───── GIVEN DATA ─────

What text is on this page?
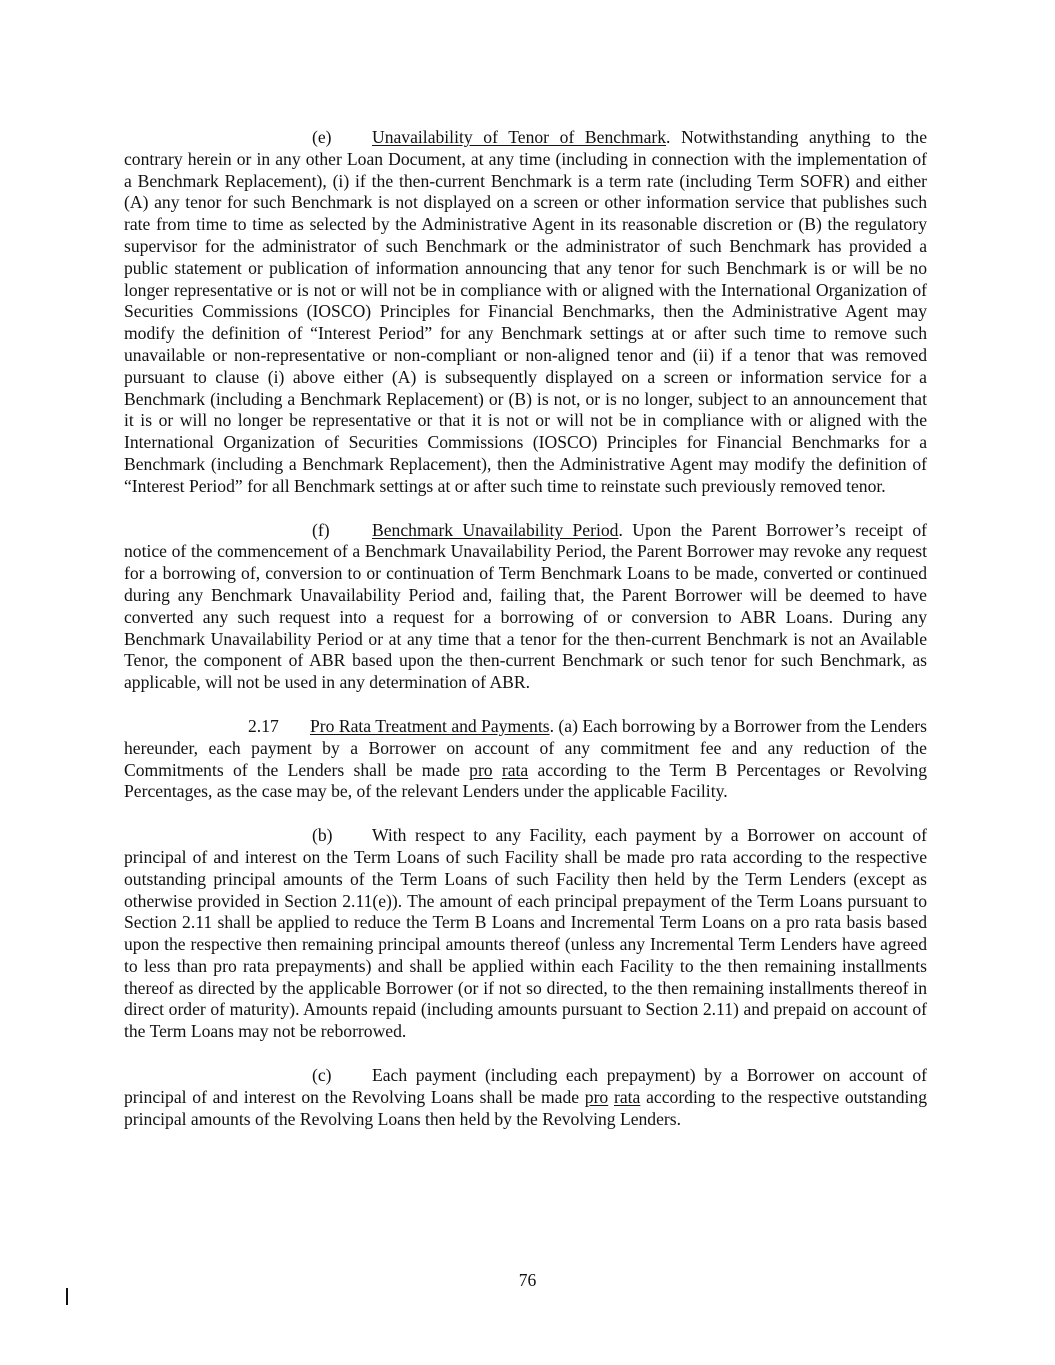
(e) Unavailability of Tenor of Benchmark. Notwithstanding anything to the contrary herein or in any other Loan Document, at any time (including in connection with the implementation of a Benchmark Replacement), (i) if the then-current Benchmark is a term rate (including Term SOFR) and either (A) any tenor for such Benchmark is not displayed on a screen or other information service that publishes such rate from time to time as selected by the Administrative Agent in its reasonable discretion or (B) the regulatory supervisor for the administrator of such Benchmark or the administrator of such Benchmark has provided a public statement or publication of information announcing that any tenor for such Benchmark is or will be no longer representative or is not or will not be in compliance with or aligned with the International Organization of Securities Commissions (IOSCO) Principles for Financial Benchmarks, then the Administrative Agent may modify the definition of “Interest Period” for any Benchmark settings at or after such time to remove such unavailable or non-representative or non-compliant or non-aligned tenor and (ii) if a tenor that was removed pursuant to clause (i) above either (A) is subsequently displayed on a screen or information service for a Benchmark (including a Benchmark Replacement) or (B) is not, or is no longer, subject to an announcement that it is or will no longer be representative or that it is not or will not be in compliance with or aligned with the International Organization of Securities Commissions (IOSCO) Principles for Financial Benchmarks for a Benchmark (including a Benchmark Replacement), then the Administrative Agent may modify the definition of “Interest Period” for all Benchmark settings at or after such time to reinstate such previously removed tenor.

(f) Benchmark Unavailability Period. Upon the Parent Borrower’s receipt of notice of the commencement of a Benchmark Unavailability Period, the Parent Borrower may revoke any request for a borrowing of, conversion to or continuation of Term Benchmark Loans to be made, converted or continued during any Benchmark Unavailability Period and, failing that, the Parent Borrower will be deemed to have converted any such request into a request for a borrowing of or conversion to ABR Loans. During any Benchmark Unavailability Period or at any time that a tenor for the then-current Benchmark is not an Available Tenor, the component of ABR based upon the then-current Benchmark or such tenor for such Benchmark, as applicable, will not be used in any determination of ABR.

2.17 Pro Rata Treatment and Payments. (a) Each borrowing by a Borrower from the Lenders hereunder, each payment by a Borrower on account of any commitment fee and any reduction of the Commitments of the Lenders shall be made pro rata according to the Term B Percentages or Revolving Percentages, as the case may be, of the relevant Lenders under the applicable Facility.

(b) With respect to any Facility, each payment by a Borrower on account of principal of and interest on the Term Loans of such Facility shall be made pro rata according to the respective outstanding principal amounts of the Term Loans of such Facility then held by the Term Lenders (except as otherwise provided in Section 2.11(e)). The amount of each principal prepayment of the Term Loans pursuant to Section 2.11 shall be applied to reduce the Term B Loans and Incremental Term Loans on a pro rata basis based upon the respective then remaining principal amounts thereof (unless any Incremental Term Lenders have agreed to less than pro rata prepayments) and shall be applied within each Facility to the then remaining installments thereof as directed by the applicable Borrower (or if not so directed, to the then remaining installments thereof in direct order of maturity). Amounts repaid (including amounts pursuant to Section 2.11) and prepaid on account of the Term Loans may not be reborrowed.

(c) Each payment (including each prepayment) by a Borrower on account of principal of and interest on the Revolving Loans shall be made pro rata according to the respective outstanding principal amounts of the Revolving Loans then held by the Revolving Lenders.

76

─────

GIVEN EXERCISE
Extract every line of the data exactly; pictures stay out.

FINISHED TASK
What text is on this page?
(e) Unavailability of Tenor of Benchmark. Notwithstanding anything to the contrary herein or in any other Loan Document, at any time (including in connection with the implementation of a Benchmark Replacement), (i) if the then-current Benchmark is a term rate (including Term SOFR) and either (A) any tenor for such Benchmark is not displayed on a screen or other information service that publishes such rate from time to time as selected by the Administrative Agent in its reasonable discretion or (B) the regulatory supervisor for the administrator of such Benchmark or the administrator of such Benchmark has provided a public statement or publication of information announcing that any tenor for such Benchmark is or will be no longer representative or is not or will not be in compliance with or aligned with the International Organization of Securities Commissions (IOSCO) Principles for Financial Benchmarks, then the Administrative Agent may modify the definition of “Interest Period” for any Benchmark settings at or after such time to remove such unavailable or non-representative or non-compliant or non-aligned tenor and (ii) if a tenor that was removed pursuant to clause (i) above either (A) is subsequently displayed on a screen or information service for a Benchmark (including a Benchmark Replacement) or (B) is not, or is no longer, subject to an announcement that it is or will no longer be representative or that it is not or will not be in compliance with or aligned with the International Organization of Securities Commissions (IOSCO) Principles for Financial Benchmarks for a Benchmark (including a Benchmark Replacement), then the Administrative Agent may modify the definition of “Interest Period” for all Benchmark settings at or after such time to reinstate such previously removed tenor.

(f) Benchmark Unavailability Period. Upon the Parent Borrower’s receipt of notice of the commencement of a Benchmark Unavailability Period, the Parent Borrower may revoke any request for a borrowing of, conversion to or continuation of Term Benchmark Loans to be made, converted or continued during any Benchmark Unavailability Period and, failing that, the Parent Borrower will be deemed to have converted any such request into a request for a borrowing of or conversion to ABR Loans. During any Benchmark Unavailability Period or at any time that a tenor for the then-current Benchmark is not an Available Tenor, the component of ABR based upon the then-current Benchmark or such tenor for such Benchmark, as applicable, will not be used in any determination of ABR.

2.17 Pro Rata Treatment and Payments. (a) Each borrowing by a Borrower from the Lenders hereunder, each payment by a Borrower on account of any commitment fee and any reduction of the Commitments of the Lenders shall be made pro rata according to the Term B Percentages or Revolving Percentages, as the case may be, of the relevant Lenders under the applicable Facility.

(b) With respect to any Facility, each payment by a Borrower on account of principal of and interest on the Term Loans of such Facility shall be made pro rata according to the respective outstanding principal amounts of the Term Loans of such Facility then held by the Term Lenders (except as otherwise provided in Section 2.11(e)). The amount of each principal prepayment of the Term Loans pursuant to Section 2.11 shall be applied to reduce the Term B Loans and Incremental Term Loans on a pro rata basis based upon the respective then remaining principal amounts thereof (unless any Incremental Term Lenders have agreed to less than pro rata prepayments) and shall be applied within each Facility to the then remaining installments thereof as directed by the applicable Borrower (or if not so directed, to the then remaining installments thereof in direct order of maturity). Amounts repaid (including amounts pursuant to Section 2.11) and prepaid on account of the Term Loans may not be reborrowed.

(c) Each payment (including each prepayment) by a Borrower on account of principal of and interest on the Revolving Loans shall be made pro rata according to the respective outstanding principal amounts of the Revolving Loans then held by the Revolving Lenders.

76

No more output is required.